* Problem details
Quote the records that follow in full and exactly; leave out the pictures.

* Excerpted records
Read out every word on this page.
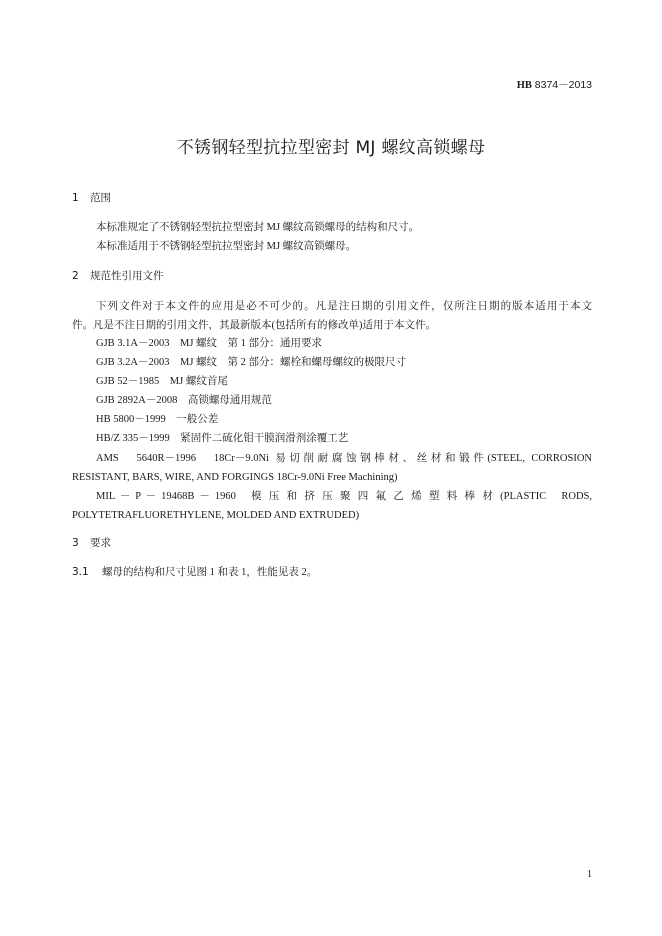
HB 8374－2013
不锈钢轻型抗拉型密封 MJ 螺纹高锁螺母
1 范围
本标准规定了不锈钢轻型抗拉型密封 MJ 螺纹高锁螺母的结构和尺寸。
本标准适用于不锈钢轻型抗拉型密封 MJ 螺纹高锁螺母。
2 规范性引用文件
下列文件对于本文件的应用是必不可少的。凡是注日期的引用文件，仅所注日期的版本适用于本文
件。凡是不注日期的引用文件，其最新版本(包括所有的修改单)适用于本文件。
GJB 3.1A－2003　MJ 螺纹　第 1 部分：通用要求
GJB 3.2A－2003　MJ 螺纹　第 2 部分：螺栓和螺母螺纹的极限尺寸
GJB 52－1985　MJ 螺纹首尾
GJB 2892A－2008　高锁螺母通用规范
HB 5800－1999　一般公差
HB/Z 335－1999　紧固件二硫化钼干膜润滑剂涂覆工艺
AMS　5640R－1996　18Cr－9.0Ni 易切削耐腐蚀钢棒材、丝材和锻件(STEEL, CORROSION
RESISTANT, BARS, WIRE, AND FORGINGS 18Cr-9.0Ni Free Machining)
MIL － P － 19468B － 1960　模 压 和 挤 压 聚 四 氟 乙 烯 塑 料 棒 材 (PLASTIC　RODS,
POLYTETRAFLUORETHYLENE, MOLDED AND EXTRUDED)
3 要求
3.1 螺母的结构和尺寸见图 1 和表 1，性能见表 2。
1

* The answer
Read out every word on this page.
HB 8374－2013
不锈钢轻型抗拉型密封 MJ 螺纹高锁螺母
1 范围
本标准规定了不锈钢轻型抗拉型密封 MJ 螺纹高锁螺母的结构和尺寸。
本标准适用于不锈钢轻型抗拉型密封 MJ 螺纹高锁螺母。
2 规范性引用文件
下列文件对于本文件的应用是必不可少的。凡是注日期的引用文件，仅所注日期的版本适用于本文
件。凡是不注日期的引用文件，其最新版本(包括所有的修改单)适用于本文件。
GJB 3.1A－2003　MJ 螺纹　第 1 部分：通用要求
GJB 3.2A－2003　MJ 螺纹　第 2 部分：螺栓和螺母螺纹的极限尺寸
GJB 52－1985　MJ 螺纹首尾
GJB 2892A－2008　高锁螺母通用规范
HB 5800－1999　一般公差
HB/Z 335－1999　紧固件二硫化钼干膜润滑剂涂覆工艺
AMS　5640R－1996　18Cr－9.0Ni 易切削耐腐蚀钢棒材、丝材和锻件(STEEL, CORROSION
RESISTANT, BARS, WIRE, AND FORGINGS 18Cr-9.0Ni Free Machining)
MIL － P － 19468B － 1960　模 压 和 挤 压 聚 四 氟 乙 烯 塑 料 棒 材 (PLASTIC　RODS,
POLYTETRAFLUORETHYLENE, MOLDED AND EXTRUDED)
3 要求
3.1 螺母的结构和尺寸见图 1 和表 1，性能见表 2。
1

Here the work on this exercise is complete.